**What is asked**. Write the next part of the thread about the core.checkedint pull request, picking up after its final line.

I am not really a big fan of micro-benchmarks, because it is so hard to get them right. If you really want, I can take a stab at breaking things down in more detail later. However, I think it's probably a waste of time; the old core.checkedint implementation is already fast enough that, with a good optimizer (by which I mean GDC), the performance boost from enabling intrinsics is barely noticeable.

Compared to bitwise equivalents, the kind of test logic used in the old implementation looks slow, but in reality it is highly amenable to optimization and superscalar execution.

If this pull request is accepted, it should be for some reason other than runtime performance.

Sep 29 '15 16:09 tsbockman

If this pull request is accepted, it should be for some reason other than runtime performance.

Agree. I tried to improve the whole module implementation style.

Sep 29 '15 17:09 denis-sh

This is a && b / c != d, parenthesis really does help make it clear at a glance just exactly what it is doing.

Readded.

I would really rather put the && at the end of the first line

Changed as I'm probably the only one here using such style and ignoring Code Complete.

Sep 29 '15 17:09 denis-sh

I am not really a big fan of micro-benchmarks

Let's please add them anyhow. Number of instructions and latency is a good proxy, though you can hardly measure the impact on the branch cache.

Sep 29 '15 17:09 MartinNowak

Looks good, maybe add a few microbenchmarks to https://github.com/D-Programming-Language/druntime/tree/master/benchmark.

Not sure about benchmarks. For now I only can describe resulting machine code.

**Supplied material**.
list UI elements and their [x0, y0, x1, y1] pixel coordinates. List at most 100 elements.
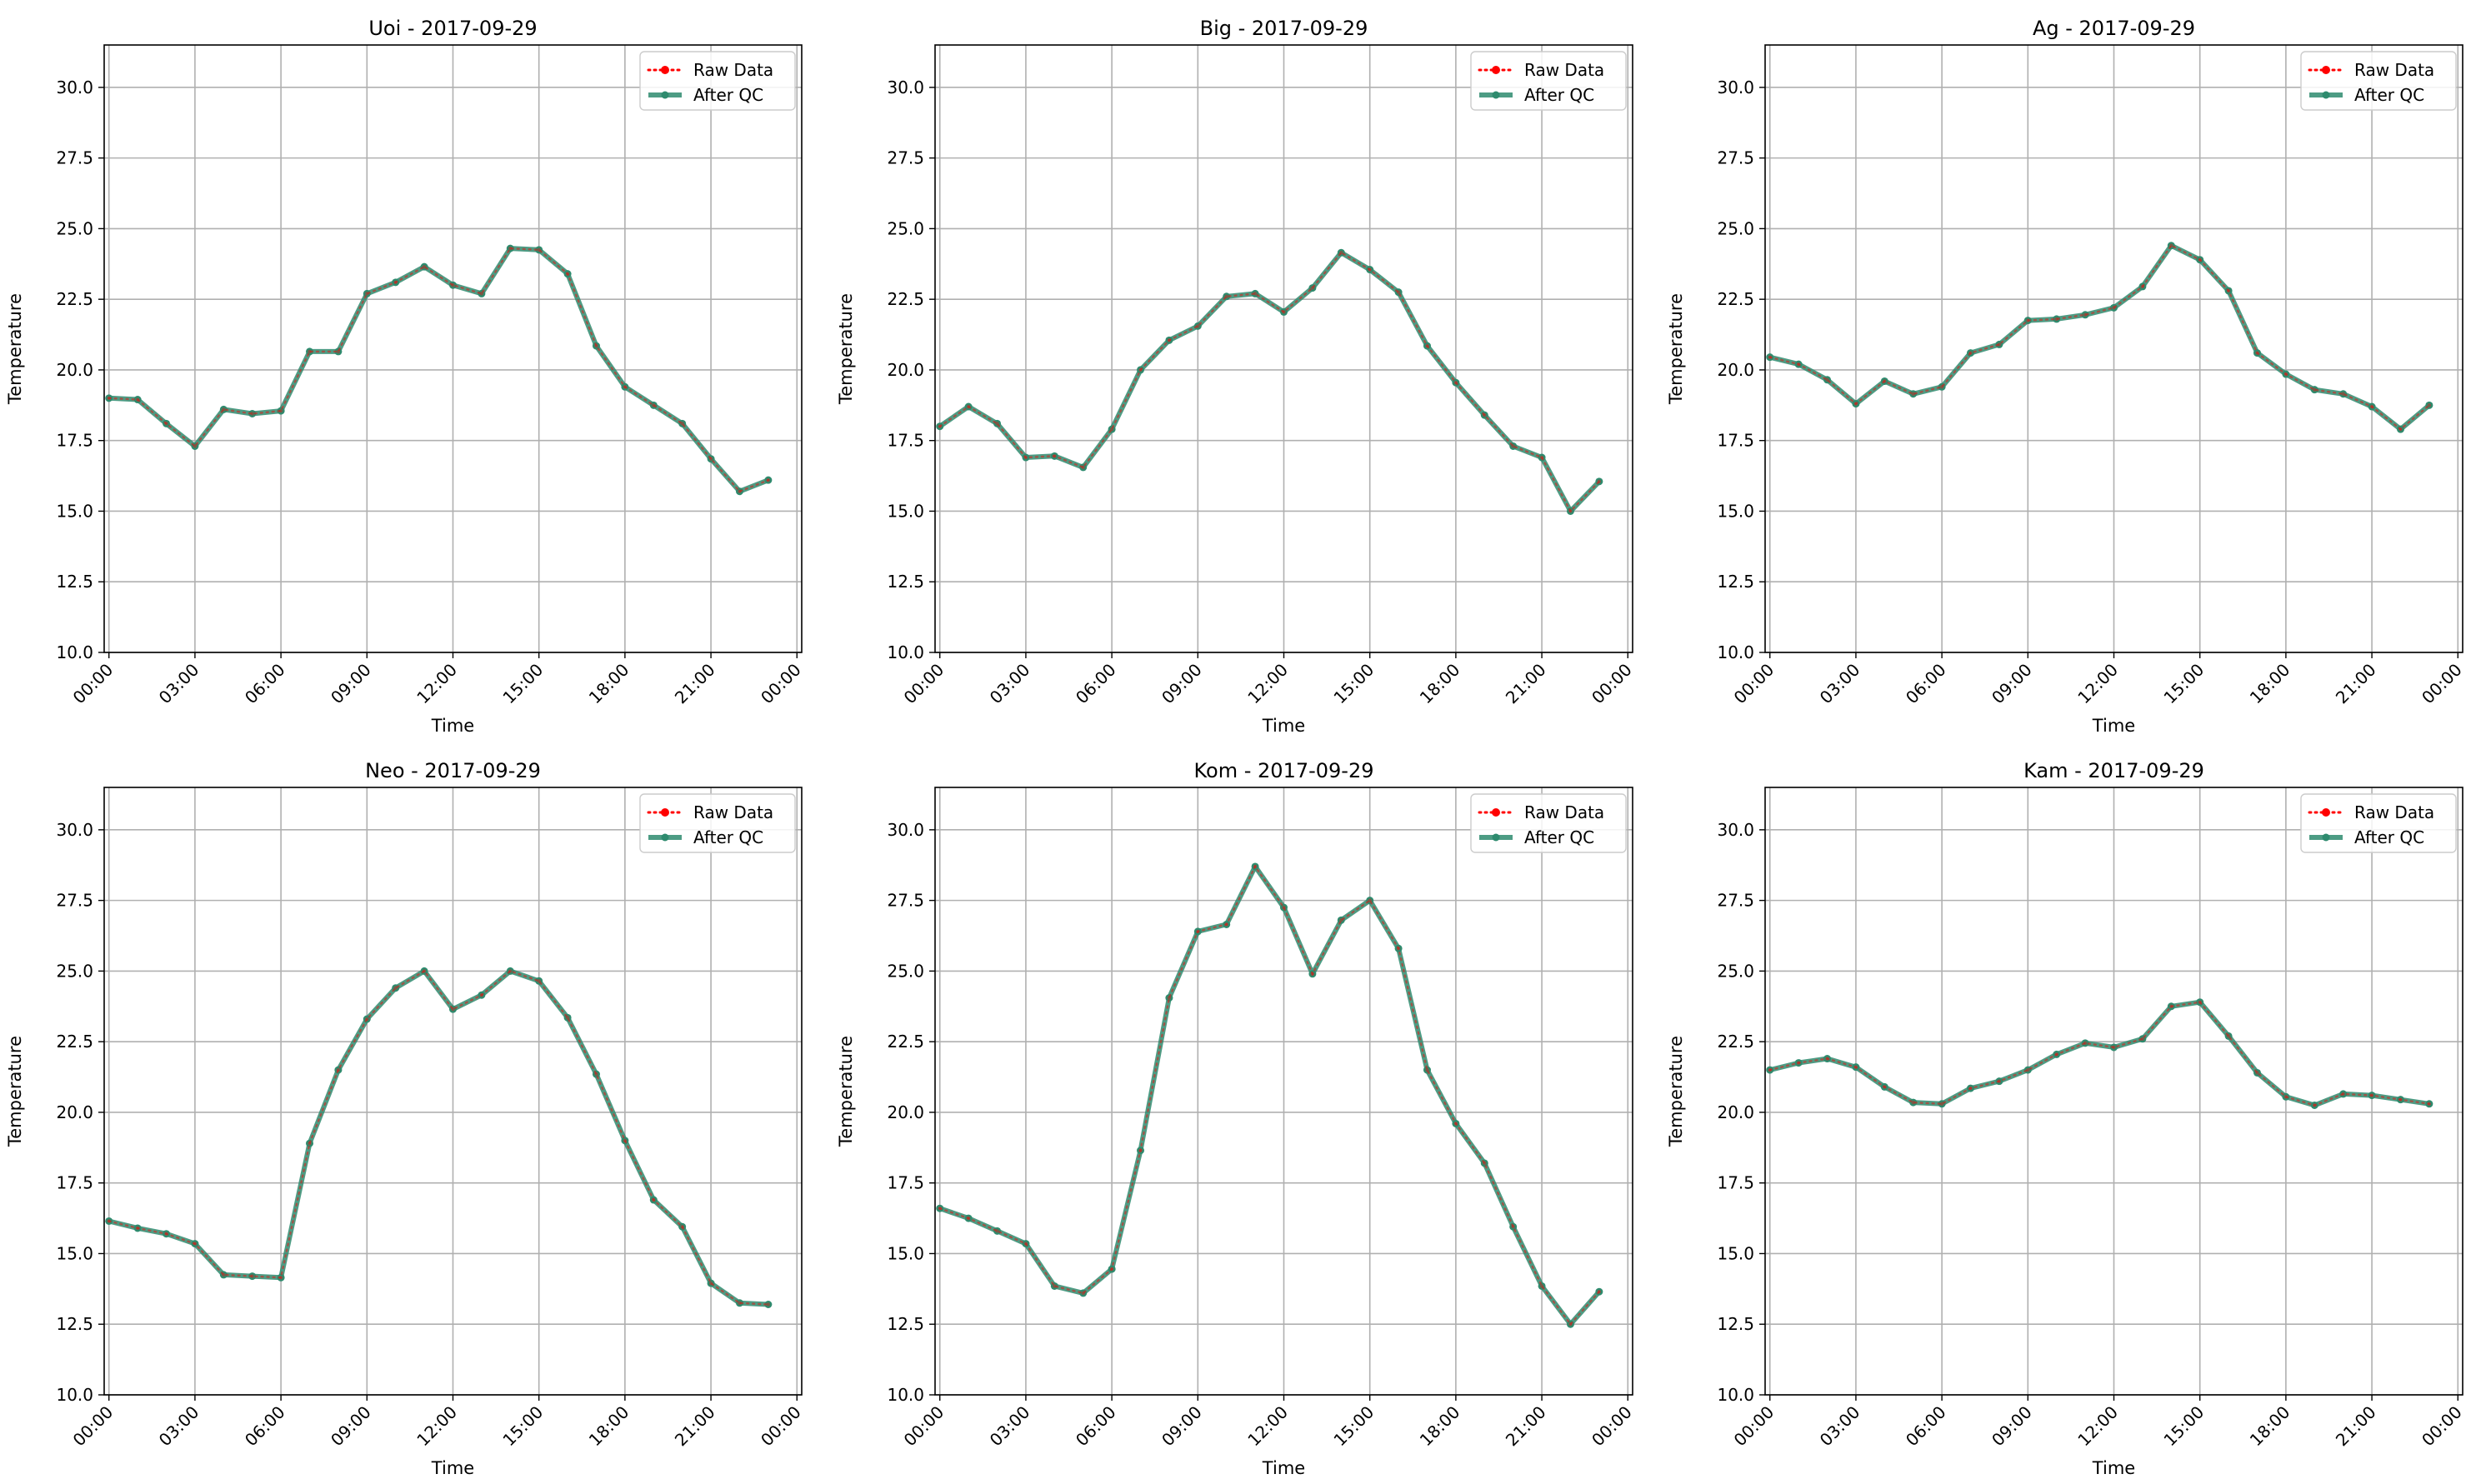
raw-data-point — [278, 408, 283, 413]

**Output**.
This is what Clang does (one can see full (a < 0) != (b < 0) optimization applied):

adds(int, int, bool*):
    lea eax, [rsi + rdi]
    xor esi, edi
    js  .LBB0_3
    xor edi, eax
    jns .LBB0_3
    mov byte ptr [rdx], 1
.LBB0_3:
    ret

and this is what GCC does (just direct shifting and comparison, looks rather slow):

adds(int, int, bool*):
    leal    (%rdi,%rsi), %eax
    shrl    $31, %esi
    shrl    $31, %edi
    cmpb    %dil, %sil
    jne .L4
    movl    %eax, %ecx
    shrl    $31, %ecx
    cmpb    %cl, %sil
    je  .L4
    movb    $1, (%rdx)
.L4:
    rep ret

So yes, one have to use (a ^ b)._signBit or GCC will not optimize it (but if one does use ^, GCC will produce the same assembly as Clang's shown above).

Sep 29 '15 17:09 denis-sh

@MartinNowak

Looks good, maybe add a few microbenchmarks to https://github.com/D-Programming-Language/druntime/tree/master/benchmark.

Is there an equivalent standard benchmark for Phobos somewhere?

Sep 29 '15 17:09 tsbockman

~diffSign(x, y) && diffSign(x, r) is a wrong code if diffSign returns 1.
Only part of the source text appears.